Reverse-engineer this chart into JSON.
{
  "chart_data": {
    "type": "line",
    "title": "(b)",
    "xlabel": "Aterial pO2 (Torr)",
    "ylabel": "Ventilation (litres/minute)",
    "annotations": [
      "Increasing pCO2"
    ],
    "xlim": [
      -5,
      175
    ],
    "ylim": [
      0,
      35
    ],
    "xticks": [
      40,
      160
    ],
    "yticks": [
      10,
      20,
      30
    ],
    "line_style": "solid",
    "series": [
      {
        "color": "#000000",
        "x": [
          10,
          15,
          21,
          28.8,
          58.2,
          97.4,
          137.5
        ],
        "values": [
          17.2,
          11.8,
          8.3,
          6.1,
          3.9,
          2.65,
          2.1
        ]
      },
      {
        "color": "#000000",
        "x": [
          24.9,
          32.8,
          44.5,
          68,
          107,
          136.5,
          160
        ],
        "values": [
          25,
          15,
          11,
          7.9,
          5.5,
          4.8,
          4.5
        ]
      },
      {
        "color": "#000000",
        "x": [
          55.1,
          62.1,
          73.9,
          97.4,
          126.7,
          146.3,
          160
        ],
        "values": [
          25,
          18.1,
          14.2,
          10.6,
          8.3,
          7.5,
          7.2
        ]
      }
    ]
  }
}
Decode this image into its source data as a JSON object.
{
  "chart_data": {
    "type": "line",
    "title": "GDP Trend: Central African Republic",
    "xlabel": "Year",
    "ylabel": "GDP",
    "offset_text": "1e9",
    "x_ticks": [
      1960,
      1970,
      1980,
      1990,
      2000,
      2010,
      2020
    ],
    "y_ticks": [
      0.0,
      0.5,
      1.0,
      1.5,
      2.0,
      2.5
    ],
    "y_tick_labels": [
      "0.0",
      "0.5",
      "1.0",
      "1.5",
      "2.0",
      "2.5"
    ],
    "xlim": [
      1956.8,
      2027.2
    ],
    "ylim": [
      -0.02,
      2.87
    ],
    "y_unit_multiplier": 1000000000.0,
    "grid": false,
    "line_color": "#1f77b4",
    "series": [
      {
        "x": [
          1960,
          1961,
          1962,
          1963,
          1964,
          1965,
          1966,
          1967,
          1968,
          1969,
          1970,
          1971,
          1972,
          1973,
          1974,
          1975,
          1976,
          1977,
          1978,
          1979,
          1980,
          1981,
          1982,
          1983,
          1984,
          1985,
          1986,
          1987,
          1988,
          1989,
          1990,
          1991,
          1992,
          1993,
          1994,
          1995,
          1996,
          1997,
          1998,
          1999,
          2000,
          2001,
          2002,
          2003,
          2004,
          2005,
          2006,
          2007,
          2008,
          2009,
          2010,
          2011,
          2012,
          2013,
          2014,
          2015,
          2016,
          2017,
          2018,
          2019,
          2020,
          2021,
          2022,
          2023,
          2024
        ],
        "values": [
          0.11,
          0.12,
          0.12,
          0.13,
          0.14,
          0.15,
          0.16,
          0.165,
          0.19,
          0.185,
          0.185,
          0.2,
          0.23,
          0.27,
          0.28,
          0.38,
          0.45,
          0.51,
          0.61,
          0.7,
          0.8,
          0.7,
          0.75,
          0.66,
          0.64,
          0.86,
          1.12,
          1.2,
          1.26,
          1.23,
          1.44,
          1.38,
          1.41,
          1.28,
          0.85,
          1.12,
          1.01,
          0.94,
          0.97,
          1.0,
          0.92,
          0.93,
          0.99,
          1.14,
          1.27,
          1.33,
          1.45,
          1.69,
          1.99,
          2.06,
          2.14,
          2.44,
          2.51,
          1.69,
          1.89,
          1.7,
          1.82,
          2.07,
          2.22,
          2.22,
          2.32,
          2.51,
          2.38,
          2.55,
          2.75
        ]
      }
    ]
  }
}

———

TASK DETAILS: Using the records above, pull out each line where the word "JSON" occurs.

SOLUTION BELOW:
Reverse-engineer this chart into JSON.
Decode this image into its source data as a JSON object.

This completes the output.